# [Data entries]
☆ ☆ ☆ ☆
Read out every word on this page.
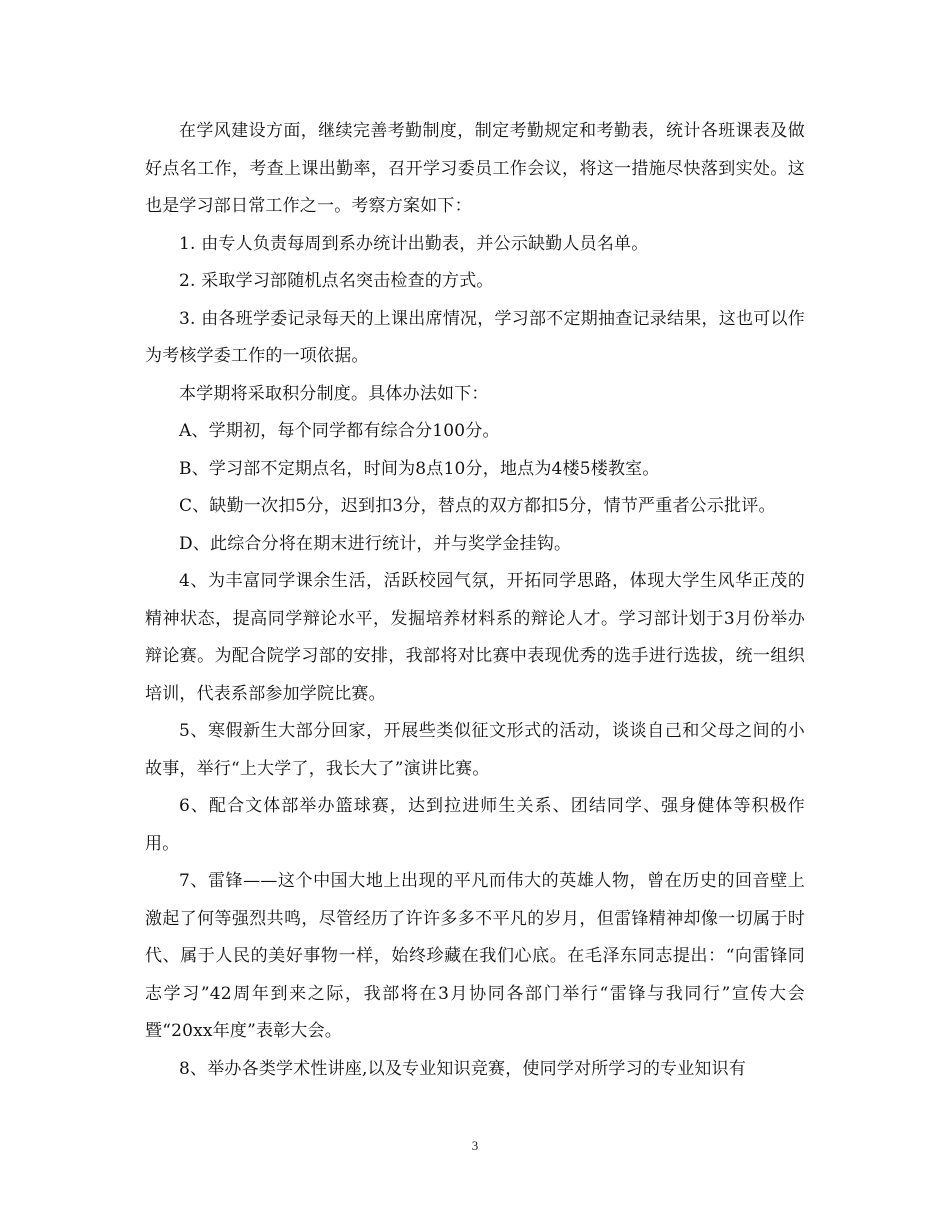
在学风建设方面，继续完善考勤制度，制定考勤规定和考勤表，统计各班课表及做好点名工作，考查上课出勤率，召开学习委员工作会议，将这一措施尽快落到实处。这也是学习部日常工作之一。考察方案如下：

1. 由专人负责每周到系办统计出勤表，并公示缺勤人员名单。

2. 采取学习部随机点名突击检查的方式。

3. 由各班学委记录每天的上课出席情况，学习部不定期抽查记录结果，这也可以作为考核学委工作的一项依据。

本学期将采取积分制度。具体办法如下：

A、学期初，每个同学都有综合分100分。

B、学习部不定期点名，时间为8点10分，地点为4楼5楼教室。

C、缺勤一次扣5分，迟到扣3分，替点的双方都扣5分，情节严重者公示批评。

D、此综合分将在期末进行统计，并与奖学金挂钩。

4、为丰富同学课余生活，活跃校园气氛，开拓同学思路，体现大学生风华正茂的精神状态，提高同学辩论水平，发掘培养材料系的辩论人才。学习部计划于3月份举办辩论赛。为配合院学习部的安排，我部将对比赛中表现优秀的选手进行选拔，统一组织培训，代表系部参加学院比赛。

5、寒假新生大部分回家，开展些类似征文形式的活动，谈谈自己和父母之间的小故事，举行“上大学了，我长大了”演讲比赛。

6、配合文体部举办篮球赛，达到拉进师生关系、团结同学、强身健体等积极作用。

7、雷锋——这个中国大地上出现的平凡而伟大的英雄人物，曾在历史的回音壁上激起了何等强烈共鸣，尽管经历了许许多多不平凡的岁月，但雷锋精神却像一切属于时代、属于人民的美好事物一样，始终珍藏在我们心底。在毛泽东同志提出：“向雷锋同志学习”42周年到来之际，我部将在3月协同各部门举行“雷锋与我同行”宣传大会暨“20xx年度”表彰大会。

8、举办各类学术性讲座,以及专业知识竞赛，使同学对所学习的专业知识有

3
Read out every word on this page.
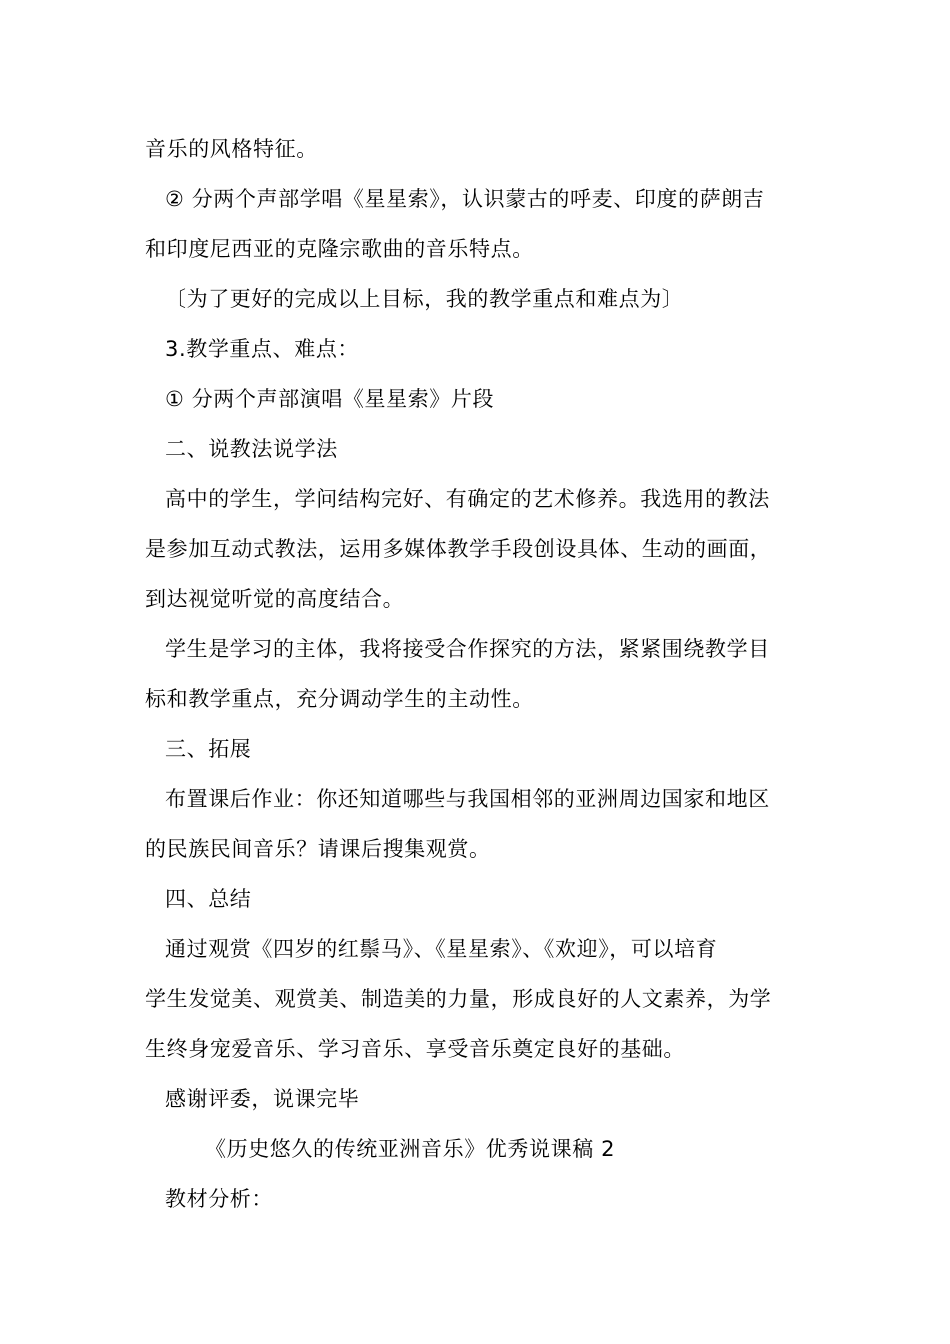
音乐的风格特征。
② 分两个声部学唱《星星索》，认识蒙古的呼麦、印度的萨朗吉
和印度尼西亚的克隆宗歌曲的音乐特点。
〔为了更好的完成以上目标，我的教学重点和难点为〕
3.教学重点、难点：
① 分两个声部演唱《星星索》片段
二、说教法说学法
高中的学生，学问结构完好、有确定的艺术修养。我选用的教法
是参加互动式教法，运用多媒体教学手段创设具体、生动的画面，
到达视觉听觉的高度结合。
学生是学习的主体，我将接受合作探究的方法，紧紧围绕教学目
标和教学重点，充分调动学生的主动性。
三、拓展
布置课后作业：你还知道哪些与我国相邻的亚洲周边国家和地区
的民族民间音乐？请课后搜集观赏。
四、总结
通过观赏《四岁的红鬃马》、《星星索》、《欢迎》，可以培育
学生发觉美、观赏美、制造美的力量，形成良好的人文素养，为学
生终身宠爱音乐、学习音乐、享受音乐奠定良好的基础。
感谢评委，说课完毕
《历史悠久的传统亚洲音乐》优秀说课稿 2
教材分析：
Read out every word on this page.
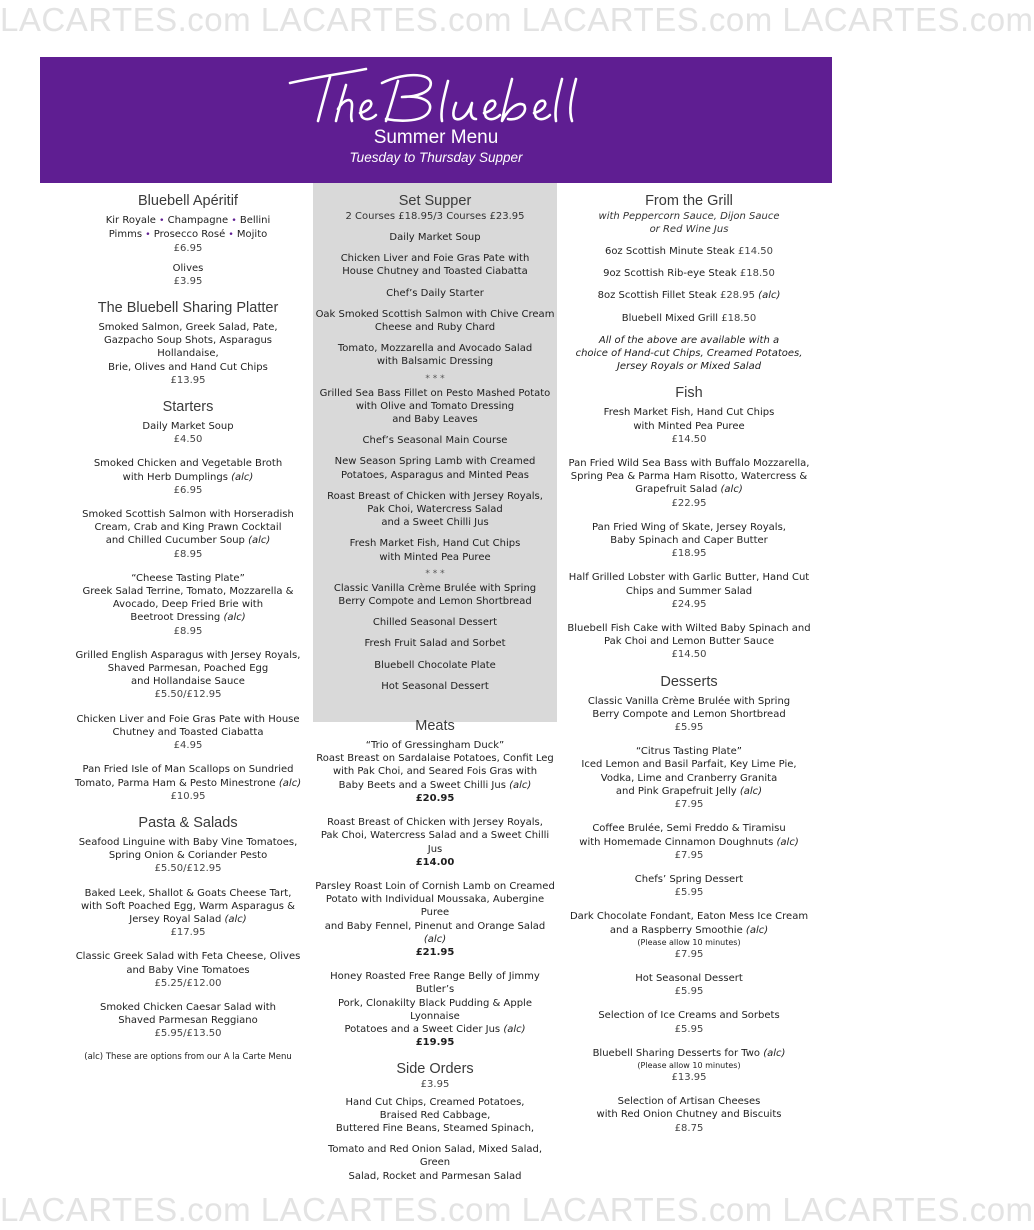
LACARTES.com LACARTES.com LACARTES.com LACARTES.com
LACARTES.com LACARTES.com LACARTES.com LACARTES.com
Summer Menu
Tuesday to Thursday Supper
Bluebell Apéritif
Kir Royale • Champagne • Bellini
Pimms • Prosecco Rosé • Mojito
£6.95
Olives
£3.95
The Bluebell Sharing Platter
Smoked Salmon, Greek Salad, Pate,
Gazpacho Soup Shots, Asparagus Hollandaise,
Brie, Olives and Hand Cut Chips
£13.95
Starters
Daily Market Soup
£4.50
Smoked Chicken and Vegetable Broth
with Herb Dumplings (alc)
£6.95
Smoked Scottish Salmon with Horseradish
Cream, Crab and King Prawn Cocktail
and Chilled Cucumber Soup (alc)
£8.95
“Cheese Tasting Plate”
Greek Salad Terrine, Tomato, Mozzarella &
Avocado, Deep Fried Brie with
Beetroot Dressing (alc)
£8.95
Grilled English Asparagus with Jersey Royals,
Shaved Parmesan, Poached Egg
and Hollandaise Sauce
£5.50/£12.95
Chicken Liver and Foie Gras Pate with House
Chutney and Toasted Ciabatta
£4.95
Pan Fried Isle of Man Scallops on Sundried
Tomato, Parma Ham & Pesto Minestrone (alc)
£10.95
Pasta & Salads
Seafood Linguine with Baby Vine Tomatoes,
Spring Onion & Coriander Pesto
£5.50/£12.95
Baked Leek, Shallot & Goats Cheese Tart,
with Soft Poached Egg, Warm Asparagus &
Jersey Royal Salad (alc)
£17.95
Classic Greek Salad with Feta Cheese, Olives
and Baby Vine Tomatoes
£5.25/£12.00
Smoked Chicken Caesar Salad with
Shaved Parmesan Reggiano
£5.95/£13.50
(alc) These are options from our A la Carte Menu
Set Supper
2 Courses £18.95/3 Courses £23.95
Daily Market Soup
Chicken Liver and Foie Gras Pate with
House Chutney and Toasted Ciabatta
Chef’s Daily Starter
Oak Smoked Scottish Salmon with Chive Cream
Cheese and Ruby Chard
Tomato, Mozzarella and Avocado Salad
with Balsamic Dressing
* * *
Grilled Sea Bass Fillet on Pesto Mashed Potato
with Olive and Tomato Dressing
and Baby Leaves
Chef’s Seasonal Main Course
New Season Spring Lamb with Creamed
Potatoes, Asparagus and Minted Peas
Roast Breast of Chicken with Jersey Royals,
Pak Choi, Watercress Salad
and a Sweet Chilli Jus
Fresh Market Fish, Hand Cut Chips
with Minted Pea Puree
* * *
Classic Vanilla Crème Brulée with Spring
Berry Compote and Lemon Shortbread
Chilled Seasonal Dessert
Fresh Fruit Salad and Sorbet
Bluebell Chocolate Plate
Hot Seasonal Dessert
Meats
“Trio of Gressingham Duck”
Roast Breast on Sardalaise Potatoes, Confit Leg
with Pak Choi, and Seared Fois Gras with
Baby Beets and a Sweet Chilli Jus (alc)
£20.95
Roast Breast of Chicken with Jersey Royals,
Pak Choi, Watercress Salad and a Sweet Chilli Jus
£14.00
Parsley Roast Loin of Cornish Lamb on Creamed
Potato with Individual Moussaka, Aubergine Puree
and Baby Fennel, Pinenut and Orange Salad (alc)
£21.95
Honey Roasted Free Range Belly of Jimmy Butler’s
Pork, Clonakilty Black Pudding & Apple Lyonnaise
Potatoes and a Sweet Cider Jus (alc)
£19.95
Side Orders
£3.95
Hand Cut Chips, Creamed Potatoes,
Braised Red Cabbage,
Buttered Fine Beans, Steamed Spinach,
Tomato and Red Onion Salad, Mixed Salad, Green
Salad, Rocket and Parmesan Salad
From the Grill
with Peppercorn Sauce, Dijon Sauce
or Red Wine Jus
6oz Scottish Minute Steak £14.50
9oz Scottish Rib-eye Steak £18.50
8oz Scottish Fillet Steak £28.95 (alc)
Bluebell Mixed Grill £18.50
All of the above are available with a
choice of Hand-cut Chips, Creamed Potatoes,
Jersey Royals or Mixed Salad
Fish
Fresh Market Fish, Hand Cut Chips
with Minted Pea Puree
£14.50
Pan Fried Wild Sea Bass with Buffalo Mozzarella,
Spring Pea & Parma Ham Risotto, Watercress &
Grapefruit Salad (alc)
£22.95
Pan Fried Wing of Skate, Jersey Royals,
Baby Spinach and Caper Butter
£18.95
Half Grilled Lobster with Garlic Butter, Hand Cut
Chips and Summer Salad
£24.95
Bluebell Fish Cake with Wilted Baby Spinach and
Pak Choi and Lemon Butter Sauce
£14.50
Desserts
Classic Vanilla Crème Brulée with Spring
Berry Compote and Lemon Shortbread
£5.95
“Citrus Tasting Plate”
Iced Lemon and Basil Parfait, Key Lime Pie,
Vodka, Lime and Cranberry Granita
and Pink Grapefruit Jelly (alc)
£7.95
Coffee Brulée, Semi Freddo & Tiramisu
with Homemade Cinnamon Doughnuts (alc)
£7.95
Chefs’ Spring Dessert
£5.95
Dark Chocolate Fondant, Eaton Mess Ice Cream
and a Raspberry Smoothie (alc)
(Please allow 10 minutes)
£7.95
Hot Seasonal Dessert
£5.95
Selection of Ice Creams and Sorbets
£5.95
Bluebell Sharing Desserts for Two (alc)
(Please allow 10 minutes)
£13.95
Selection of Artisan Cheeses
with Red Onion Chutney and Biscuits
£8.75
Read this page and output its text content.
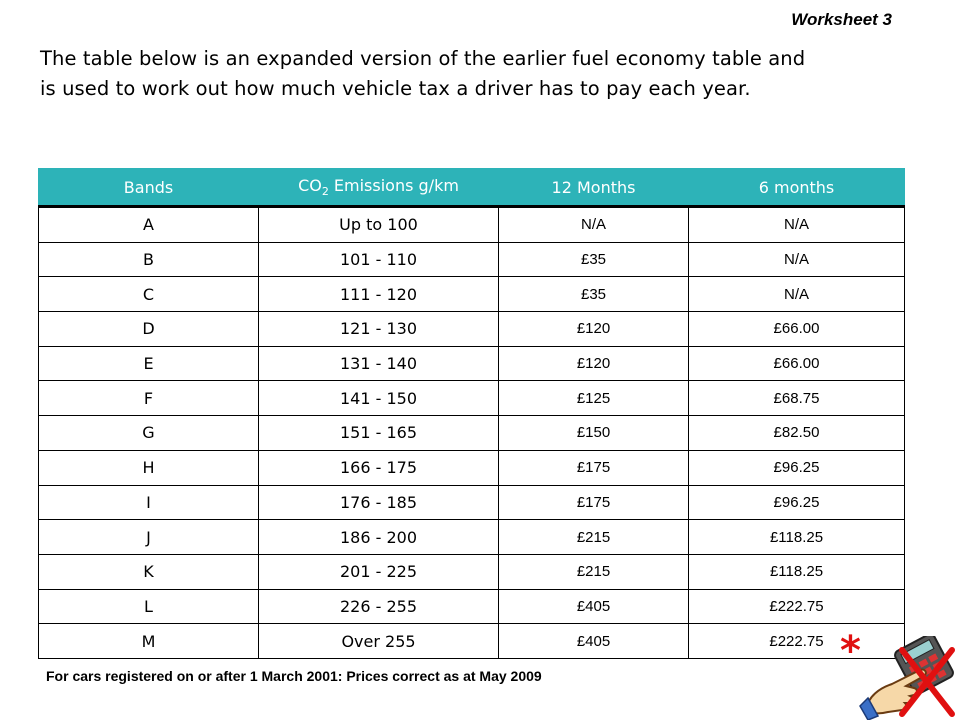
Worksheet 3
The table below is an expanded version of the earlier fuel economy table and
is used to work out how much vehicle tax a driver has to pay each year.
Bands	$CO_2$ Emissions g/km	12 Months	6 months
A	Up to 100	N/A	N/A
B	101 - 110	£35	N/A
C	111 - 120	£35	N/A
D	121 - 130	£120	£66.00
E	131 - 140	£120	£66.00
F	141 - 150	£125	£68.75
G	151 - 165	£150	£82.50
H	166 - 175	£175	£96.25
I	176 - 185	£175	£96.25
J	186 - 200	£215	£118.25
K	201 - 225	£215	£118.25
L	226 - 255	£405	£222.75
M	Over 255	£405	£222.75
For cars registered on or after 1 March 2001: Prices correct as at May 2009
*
☆ ☆ ☆ ☆
# [Task to carry out]
Output each line of the listing above, word for word, from the one holding "Read this page and output its text content." through the last line, both included; omit the pictures.

# [Full solution]
Read this page and output its text content.
Worksheet 3
The table below is an expanded version of the earlier fuel economy table and
is used to work out how much vehicle tax a driver has to pay each year.
Bands	$CO_2$ Emissions g/km	12 Months	6 months
A	Up to 100	N/A	N/A
B	101 - 110	£35	N/A
C	111 - 120	£35	N/A
D	121 - 130	£120	£66.00
E	131 - 140	£120	£66.00
F	141 - 150	£125	£68.75
G	151 - 165	£150	£82.50
H	166 - 175	£175	£96.25
I	176 - 185	£175	£96.25
J	186 - 200	£215	£118.25
K	201 - 225	£215	£118.25
L	226 - 255	£405	£222.75
M	Over 255	£405	£222.75
For cars registered on or after 1 March 2001: Prices correct as at May 2009
*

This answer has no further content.